-- TEXTE --
>>>

Moïse ne se doutait guère que ses allées et venues, sur les pistes du désert, lui assuraient une science pratique des conditions de la vie dans ces étendues calcinées ; connaissances précieuses qu’il utilisa, plus tard, pour conduire à travers ces vastes solitudes un « troupeau » humain d’esclaves en fuite.

Comment fut-il amené à s’affirmer dans le domaine public, à prendre position de chef ? Ici se place l’événement capital de sa destinée : l’appel de Dieu. Dans toutes les biographies que je vous raconterai, vous remarquerez le même phénomène : à un moment donné, retentit la vocation d’En-haut.

<<<

D'après le texte sur Moïse, quel événement constitue le moment capital de sa destinée ?

-- INFORMATIONS AFFICHÉES --

>>>

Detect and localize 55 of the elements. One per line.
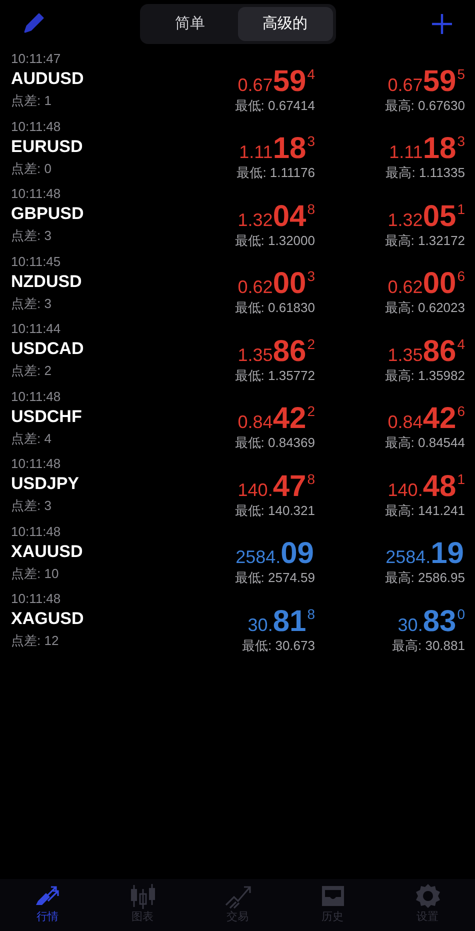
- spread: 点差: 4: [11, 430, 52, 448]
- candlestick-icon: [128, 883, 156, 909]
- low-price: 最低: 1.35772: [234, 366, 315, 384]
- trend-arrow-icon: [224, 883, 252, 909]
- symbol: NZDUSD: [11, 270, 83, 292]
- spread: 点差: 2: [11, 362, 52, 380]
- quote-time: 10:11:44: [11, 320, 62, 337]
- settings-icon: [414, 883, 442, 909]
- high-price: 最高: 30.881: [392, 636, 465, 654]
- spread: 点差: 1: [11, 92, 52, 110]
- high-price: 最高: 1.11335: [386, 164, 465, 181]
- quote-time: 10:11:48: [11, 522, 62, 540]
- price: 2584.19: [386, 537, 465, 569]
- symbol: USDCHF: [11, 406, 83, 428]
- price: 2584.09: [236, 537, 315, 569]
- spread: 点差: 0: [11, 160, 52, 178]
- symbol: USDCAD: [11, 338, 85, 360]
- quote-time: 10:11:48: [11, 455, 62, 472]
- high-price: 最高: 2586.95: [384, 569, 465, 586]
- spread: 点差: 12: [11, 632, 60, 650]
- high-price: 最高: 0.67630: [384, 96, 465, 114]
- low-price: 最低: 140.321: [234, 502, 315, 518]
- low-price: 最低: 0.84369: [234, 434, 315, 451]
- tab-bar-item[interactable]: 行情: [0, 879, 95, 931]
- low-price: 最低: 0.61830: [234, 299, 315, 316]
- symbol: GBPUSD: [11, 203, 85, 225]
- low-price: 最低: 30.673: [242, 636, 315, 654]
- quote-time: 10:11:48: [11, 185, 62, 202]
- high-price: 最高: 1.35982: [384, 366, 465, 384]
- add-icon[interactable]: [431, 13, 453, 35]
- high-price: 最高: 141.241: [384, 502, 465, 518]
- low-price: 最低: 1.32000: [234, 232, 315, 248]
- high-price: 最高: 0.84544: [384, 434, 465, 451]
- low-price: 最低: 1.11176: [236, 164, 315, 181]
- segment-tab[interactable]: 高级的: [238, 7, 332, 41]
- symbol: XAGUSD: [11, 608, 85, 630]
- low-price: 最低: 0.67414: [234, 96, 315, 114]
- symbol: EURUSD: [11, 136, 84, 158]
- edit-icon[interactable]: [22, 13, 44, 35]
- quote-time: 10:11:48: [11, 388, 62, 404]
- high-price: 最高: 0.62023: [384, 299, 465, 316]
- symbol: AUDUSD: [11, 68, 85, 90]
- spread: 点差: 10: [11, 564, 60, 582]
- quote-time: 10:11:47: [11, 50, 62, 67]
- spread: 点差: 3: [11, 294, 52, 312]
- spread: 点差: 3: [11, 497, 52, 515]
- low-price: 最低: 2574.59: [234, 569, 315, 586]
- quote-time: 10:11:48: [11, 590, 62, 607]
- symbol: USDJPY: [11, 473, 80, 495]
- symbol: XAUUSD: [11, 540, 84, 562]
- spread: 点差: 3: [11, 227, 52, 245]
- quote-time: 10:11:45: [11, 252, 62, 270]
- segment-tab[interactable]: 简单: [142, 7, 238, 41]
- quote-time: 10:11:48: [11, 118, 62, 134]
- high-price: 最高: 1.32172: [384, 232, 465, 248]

<<<
>>>

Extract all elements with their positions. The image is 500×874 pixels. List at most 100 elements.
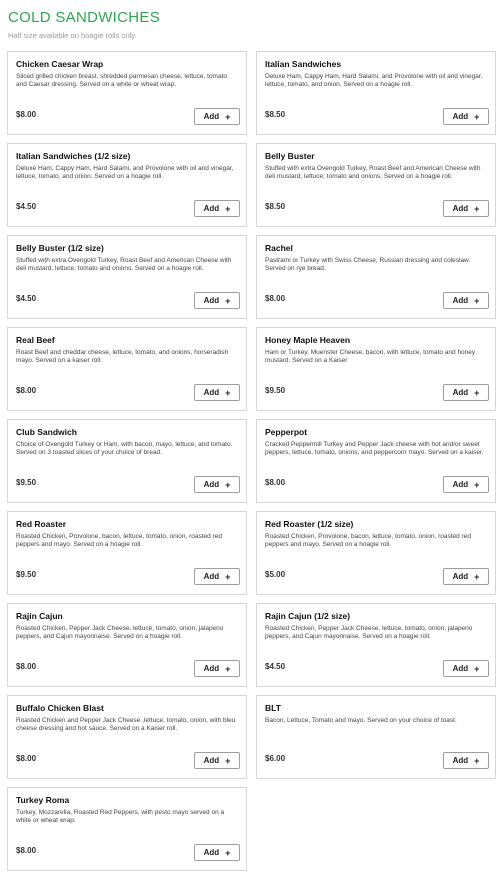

<<<

-- CORRIGÉ --
L'appel de Dieu.